§ **Task to complete**:
Extract the data exactly, missing nothing.

<<<<

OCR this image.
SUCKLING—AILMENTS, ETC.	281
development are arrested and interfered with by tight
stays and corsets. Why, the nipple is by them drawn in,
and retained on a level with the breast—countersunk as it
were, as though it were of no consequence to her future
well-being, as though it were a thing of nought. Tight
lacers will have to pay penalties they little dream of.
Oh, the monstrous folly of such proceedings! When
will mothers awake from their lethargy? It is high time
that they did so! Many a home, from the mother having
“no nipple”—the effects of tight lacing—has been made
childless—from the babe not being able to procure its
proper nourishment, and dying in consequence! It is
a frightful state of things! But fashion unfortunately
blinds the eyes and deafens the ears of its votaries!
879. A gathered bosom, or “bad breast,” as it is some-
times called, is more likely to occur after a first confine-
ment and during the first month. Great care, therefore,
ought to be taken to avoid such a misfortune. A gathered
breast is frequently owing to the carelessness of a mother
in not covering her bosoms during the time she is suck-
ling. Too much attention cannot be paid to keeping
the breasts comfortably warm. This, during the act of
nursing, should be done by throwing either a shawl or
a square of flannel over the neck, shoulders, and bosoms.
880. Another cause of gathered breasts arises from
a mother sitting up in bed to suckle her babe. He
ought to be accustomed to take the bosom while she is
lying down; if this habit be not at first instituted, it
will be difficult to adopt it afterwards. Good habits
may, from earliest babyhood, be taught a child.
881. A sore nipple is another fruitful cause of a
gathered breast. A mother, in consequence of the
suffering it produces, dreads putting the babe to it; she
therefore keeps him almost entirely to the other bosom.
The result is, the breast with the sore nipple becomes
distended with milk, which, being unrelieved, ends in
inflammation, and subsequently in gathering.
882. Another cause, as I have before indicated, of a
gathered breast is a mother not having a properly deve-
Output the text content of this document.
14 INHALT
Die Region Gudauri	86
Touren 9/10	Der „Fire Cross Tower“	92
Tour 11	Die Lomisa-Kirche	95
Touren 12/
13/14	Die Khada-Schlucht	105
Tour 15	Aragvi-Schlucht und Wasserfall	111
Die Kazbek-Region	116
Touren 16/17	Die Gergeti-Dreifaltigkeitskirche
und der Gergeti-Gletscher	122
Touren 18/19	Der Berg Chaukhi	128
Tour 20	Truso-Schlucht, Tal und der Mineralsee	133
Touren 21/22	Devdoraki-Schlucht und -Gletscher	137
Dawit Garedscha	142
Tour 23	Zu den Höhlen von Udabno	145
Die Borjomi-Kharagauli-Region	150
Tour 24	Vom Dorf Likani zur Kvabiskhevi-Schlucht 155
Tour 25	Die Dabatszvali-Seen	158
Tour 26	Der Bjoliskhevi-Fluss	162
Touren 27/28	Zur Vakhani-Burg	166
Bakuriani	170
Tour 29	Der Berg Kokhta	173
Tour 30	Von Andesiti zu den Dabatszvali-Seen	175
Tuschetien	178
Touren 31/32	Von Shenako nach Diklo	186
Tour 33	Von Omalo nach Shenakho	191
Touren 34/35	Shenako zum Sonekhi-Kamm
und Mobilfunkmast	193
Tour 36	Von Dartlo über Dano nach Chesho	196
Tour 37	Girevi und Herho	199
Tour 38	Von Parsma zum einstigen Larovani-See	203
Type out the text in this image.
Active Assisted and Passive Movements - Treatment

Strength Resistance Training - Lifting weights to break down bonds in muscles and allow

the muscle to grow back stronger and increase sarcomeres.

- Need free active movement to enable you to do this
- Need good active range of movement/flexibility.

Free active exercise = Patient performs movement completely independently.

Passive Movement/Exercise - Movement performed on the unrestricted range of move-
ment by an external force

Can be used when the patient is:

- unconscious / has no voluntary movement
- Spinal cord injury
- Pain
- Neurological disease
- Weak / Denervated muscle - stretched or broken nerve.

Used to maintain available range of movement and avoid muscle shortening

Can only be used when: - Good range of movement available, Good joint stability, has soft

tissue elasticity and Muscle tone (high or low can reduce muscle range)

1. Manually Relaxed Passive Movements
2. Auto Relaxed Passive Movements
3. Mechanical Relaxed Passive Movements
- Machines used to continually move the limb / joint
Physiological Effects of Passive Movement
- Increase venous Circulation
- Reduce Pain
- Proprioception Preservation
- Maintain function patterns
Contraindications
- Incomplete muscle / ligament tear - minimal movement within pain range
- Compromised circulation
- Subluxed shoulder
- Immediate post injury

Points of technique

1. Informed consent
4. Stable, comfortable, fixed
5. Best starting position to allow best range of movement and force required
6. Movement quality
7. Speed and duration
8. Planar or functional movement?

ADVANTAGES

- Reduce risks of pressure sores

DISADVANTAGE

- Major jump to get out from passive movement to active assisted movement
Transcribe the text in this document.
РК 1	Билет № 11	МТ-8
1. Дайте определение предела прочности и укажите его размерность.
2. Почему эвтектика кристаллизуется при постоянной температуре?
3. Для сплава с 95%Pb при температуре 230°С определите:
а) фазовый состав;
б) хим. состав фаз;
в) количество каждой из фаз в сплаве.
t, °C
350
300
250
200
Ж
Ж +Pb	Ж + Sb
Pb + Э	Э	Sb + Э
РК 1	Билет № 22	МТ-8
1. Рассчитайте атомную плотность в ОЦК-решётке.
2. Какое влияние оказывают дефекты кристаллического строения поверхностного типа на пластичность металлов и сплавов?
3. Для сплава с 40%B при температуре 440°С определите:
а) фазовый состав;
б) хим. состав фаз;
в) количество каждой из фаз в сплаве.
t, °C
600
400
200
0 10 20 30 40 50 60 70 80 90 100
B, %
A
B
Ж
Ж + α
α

>>>>

§ **Task result**:
OCR this image.
SUCKLING—AILMENTS, ETC.	281
development are arrested and interfered with by tight
stays and corsets. Why, the nipple is by them drawn in,
and retained on a level with the breast—countersunk as it
were, as though it were of no consequence to her future
well-being, as though it were a thing of nought. Tight
lacers will have to pay penalties they little dream of.
Oh, the monstrous folly of such proceedings! When
will mothers awake from their lethargy? It is high time
that they did so! Many a home, from the mother having
“no nipple”—the effects of tight lacing—has been made
childless—from the babe not being able to procure its
proper nourishment, and dying in consequence! It is
a frightful state of things! But fashion unfortunately
blinds the eyes and deafens the ears of its votaries!
879. A gathered bosom, or “bad breast,” as it is some-
times called, is more likely to occur after a first confine-
ment and during the first month. Great care, therefore,
ought to be taken to avoid such a misfortune. A gathered
breast is frequently owing to the carelessness of a mother
in not covering her bosoms during the time she is suck-
ling. Too much attention cannot be paid to keeping
the breasts comfortably warm. This, during the act of
nursing, should be done by throwing either a shawl or
a square of flannel over the neck, shoulders, and bosoms.
880. Another cause of gathered breasts arises from
a mother sitting up in bed to suckle her babe. He
ought to be accustomed to take the bosom while she is
lying down; if this habit be not at first instituted, it
will be difficult to adopt it afterwards. Good habits
may, from earliest babyhood, be taught a child.
881. A sore nipple is another fruitful cause of a
gathered breast. A mother, in consequence of the
suffering it produces, dreads putting the babe to it; she
therefore keeps him almost entirely to the other bosom.
The result is, the breast with the sore nipple becomes
distended with milk, which, being unrelieved, ends in
inflammation, and subsequently in gathering.
882. Another cause, as I have before indicated, of a
gathered breast is a mother not having a properly deve-
Output the text content of this document.
14 INHALT
Die Region Gudauri	86
Touren 9/10	Der „Fire Cross Tower“	92
Tour 11	Die Lomisa-Kirche	95
Touren 12/
13/14	Die Khada-Schlucht	105
Tour 15	Aragvi-Schlucht und Wasserfall	111
Die Kazbek-Region	116
Touren 16/17	Die Gergeti-Dreifaltigkeitskirche
und der Gergeti-Gletscher	122
Touren 18/19	Der Berg Chaukhi	128
Tour 20	Truso-Schlucht, Tal und der Mineralsee	133
Touren 21/22	Devdoraki-Schlucht und -Gletscher	137
Dawit Garedscha	142
Tour 23	Zu den Höhlen von Udabno	145
Die Borjomi-Kharagauli-Region	150
Tour 24	Vom Dorf Likani zur Kvabiskhevi-Schlucht 155
Tour 25	Die Dabatszvali-Seen	158
Tour 26	Der Bjoliskhevi-Fluss	162
Touren 27/28	Zur Vakhani-Burg	166
Bakuriani	170
Tour 29	Der Berg Kokhta	173
Tour 30	Von Andesiti zu den Dabatszvali-Seen	175
Tuschetien	178
Touren 31/32	Von Shenako nach Diklo	186
Tour 33	Von Omalo nach Shenakho	191
Touren 34/35	Shenako zum Sonekhi-Kamm
und Mobilfunkmast	193
Tour 36	Von Dartlo über Dano nach Chesho	196
Tour 37	Girevi und Herho	199
Tour 38	Von Parsma zum einstigen Larovani-See	203
Type out the text in this image.
Active Assisted and Passive Movements - Treatment

Strength Resistance Training - Lifting weights to break down bonds in muscles and allow

the muscle to grow back stronger and increase sarcomeres.

- Need free active movement to enable you to do this
- Need good active range of movement/flexibility.

Free active exercise = Patient performs movement completely independently.

Passive Movement/Exercise - Movement performed on the unrestricted range of move-
ment by an external force

Can be used when the patient is:

- unconscious / has no voluntary movement
- Spinal cord injury
- Pain
- Neurological disease
- Weak / Denervated muscle - stretched or broken nerve.

Used to maintain available range of movement and avoid muscle shortening

Can only be used when: - Good range of movement available, Good joint stability, has soft

tissue elasticity and Muscle tone (high or low can reduce muscle range)

1. Manually Relaxed Passive Movements
2. Auto Relaxed Passive Movements
3. Mechanical Relaxed Passive Movements
- Machines used to continually move the limb / joint
Physiological Effects of Passive Movement
- Increase venous Circulation
- Reduce Pain
- Proprioception Preservation
- Maintain function patterns
Contraindications
- Incomplete muscle / ligament tear - minimal movement within pain range
- Compromised circulation
- Subluxed shoulder
- Immediate post injury

Points of technique

1. Informed consent
4. Stable, comfortable, fixed
5. Best starting position to allow best range of movement and force required
6. Movement quality
7. Speed and duration
8. Planar or functional movement?

ADVANTAGES

- Reduce risks of pressure sores

DISADVANTAGE

- Major jump to get out from passive movement to active assisted movement
Transcribe the text in this document.
РК 1	Билет № 11	МТ-8
1. Дайте определение предела прочности и укажите его размерность.
2. Почему эвтектика кристаллизуется при постоянной температуре?
3. Для сплава с 95%Pb при температуре 230°С определите:
а) фазовый состав;
б) хим. состав фаз;
в) количество каждой из фаз в сплаве.
t, °C
350
300
250
200
Ж
Ж +Pb	Ж + Sb
Pb + Э	Э	Sb + Э
РК 1	Билет № 22	МТ-8
1. Рассчитайте атомную плотность в ОЦК-решётке.
2. Какое влияние оказывают дефекты кристаллического строения поверхностного типа на пластичность металлов и сплавов?
3. Для сплава с 40%B при температуре 440°С определите:
а) фазовый состав;
б) хим. состав фаз;
в) количество каждой из фаз в сплаве.
t, °C
600
400
200
0 10 20 30 40 50 60 70 80 90 100
B, %
A
B
Ж
Ж + α
α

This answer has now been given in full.